■ PAGE EXTRACT
++++

From: Goffredo Baroncelli <kreijack@libero.it>
To: Anand Jain <anand.jain@oracle.com>,
Andrei Borzenkov <arvidjaar@gmail.com>
Cc: systemd-devel@lists.freedesktop.org,
"linux-btrfs@vger.kernel.org >> linux-btrfs"
<linux-btrfs@vger.kernel.org>,
dsterba@suse.cz
Subject: Re: [systemd-devel] [survey] BTRFS_IOC_DEVICES_READY return status
Date: Sat, 13 Jun 2015 17:09:19 +0200 [thread overview]
Message-ID: <557C479F.2070403@libero.it> (raw)
In-Reply-To: <557BF979.9040106@oracle.com>
On 2015-06-13 11:35, Anand Jain wrote:
>
> Thanks for your reply Andrei and Goffredo. more below...
>
> On 06/13/2015 04:08 AM, Goffredo Baroncelli wrote:
>> On 2015-06-12 20:04, Andrei Borzenkov wrote:
>>> В Fri, 12 Jun 2015 21:16:30 +0800 Anand Jain
>>> <anand.jain@oracle.com> пишет:
>>>
>>>>
>>>>
>>>> BTRFS_IOC_DEVICES_READY is to check if all the required
>>>> devices are known by the btrfs kernel, so that
>>>> admin/system-application could mount the FS. It is checked
>>>> against a device in the argument.

++++

■ DATA ROWS
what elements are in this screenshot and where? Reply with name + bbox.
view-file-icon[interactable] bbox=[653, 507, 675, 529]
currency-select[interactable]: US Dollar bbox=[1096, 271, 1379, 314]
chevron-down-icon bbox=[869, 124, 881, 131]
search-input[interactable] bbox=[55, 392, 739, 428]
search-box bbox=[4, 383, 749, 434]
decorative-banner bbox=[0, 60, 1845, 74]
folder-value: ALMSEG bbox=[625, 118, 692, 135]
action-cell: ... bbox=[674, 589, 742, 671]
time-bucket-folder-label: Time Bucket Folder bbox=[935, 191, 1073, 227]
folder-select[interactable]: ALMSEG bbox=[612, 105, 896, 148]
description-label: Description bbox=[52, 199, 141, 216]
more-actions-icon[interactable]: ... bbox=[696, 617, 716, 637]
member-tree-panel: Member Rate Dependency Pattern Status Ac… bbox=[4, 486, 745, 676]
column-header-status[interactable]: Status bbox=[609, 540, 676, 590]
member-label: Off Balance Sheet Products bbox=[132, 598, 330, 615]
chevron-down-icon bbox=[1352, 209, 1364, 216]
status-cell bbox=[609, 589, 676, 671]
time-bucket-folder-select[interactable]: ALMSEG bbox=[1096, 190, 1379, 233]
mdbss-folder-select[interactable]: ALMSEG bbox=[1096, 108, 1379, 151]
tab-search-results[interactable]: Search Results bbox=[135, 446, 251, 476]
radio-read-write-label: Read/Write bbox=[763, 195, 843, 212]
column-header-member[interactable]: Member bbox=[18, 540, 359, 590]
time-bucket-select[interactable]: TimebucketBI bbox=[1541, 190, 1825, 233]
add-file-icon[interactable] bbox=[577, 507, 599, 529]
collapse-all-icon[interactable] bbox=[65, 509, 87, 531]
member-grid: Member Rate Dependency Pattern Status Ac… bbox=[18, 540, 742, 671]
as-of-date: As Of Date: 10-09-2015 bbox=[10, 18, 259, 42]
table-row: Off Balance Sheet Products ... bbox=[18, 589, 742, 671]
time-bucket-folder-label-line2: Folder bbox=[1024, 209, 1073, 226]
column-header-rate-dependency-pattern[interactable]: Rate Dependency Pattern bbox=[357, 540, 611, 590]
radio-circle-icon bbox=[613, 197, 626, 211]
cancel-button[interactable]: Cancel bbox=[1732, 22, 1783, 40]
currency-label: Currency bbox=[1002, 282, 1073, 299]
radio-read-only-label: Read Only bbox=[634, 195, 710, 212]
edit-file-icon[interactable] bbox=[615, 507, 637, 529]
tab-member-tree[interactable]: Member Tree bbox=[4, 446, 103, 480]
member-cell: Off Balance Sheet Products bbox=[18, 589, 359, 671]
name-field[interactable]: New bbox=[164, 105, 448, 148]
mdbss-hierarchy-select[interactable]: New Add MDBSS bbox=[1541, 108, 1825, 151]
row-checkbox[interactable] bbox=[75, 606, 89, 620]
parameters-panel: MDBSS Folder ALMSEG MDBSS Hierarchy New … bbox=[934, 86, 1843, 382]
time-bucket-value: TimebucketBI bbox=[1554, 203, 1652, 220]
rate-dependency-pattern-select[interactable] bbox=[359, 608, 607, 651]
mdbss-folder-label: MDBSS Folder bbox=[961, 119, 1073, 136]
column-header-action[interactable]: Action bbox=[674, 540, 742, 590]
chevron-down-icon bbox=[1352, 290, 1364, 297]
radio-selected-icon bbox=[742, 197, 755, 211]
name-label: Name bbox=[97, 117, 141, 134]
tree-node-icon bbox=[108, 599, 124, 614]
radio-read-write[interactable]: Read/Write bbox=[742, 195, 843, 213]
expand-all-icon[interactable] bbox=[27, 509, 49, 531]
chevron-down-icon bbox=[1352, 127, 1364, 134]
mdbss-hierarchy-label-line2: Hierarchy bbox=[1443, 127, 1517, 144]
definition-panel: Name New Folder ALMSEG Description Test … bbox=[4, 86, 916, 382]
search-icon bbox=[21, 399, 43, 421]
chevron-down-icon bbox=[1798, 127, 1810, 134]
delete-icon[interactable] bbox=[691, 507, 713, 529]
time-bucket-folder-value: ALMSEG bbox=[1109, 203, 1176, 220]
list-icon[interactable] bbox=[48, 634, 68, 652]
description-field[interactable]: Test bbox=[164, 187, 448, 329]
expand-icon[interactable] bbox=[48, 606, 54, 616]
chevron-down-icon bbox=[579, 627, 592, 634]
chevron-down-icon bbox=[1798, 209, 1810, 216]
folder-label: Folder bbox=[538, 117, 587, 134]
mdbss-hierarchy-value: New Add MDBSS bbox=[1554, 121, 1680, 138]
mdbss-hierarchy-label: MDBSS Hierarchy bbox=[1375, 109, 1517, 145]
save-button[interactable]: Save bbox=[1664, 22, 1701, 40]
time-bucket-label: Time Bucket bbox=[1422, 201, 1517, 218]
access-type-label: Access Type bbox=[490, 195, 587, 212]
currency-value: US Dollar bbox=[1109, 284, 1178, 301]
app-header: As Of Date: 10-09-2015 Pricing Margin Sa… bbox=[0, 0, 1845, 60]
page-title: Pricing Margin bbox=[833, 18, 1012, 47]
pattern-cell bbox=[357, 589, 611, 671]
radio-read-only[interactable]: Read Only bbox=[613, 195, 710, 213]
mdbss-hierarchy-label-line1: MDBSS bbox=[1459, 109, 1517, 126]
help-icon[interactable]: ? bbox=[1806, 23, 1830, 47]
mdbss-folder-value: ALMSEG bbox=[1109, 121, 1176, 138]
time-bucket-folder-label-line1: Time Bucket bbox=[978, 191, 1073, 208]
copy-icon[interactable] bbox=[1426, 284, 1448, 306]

++++

■ WORK TO BE COMPLETED
Quote the mailing-list message about BTRFS_IOC_DEVICES_READY from above in full, reproducing every line without change.

■ SOLUTION FOR THIS EXERCISE
From: Goffredo Baroncelli <kreijack@libero.it>
To: Anand Jain <anand.jain@oracle.com>,
Andrei Borzenkov <arvidjaar@gmail.com>
Cc: systemd-devel@lists.freedesktop.org,
"linux-btrfs@vger.kernel.org >> linux-btrfs"
<linux-btrfs@vger.kernel.org>,
dsterba@suse.cz
Subject: Re: [systemd-devel] [survey] BTRFS_IOC_DEVICES_READY return status
Date: Sat, 13 Jun 2015 17:09:19 +0200 [thread overview]
Message-ID: <557C479F.2070403@libero.it> (raw)
In-Reply-To: <557BF979.9040106@oracle.com>
On 2015-06-13 11:35, Anand Jain wrote:
>
> Thanks for your reply Andrei and Goffredo. more below...
>
> On 06/13/2015 04:08 AM, Goffredo Baroncelli wrote:
>> On 2015-06-12 20:04, Andrei Borzenkov wrote:
>>> В Fri, 12 Jun 2015 21:16:30 +0800 Anand Jain
>>> <anand.jain@oracle.com> пишет:
>>>
>>>>
>>>>
>>>> BTRFS_IOC_DEVICES_READY is to check if all the required
>>>> devices are known by the btrfs kernel, so that
>>>> admin/system-application could mount the FS. It is checked
>>>> against a device in the argument.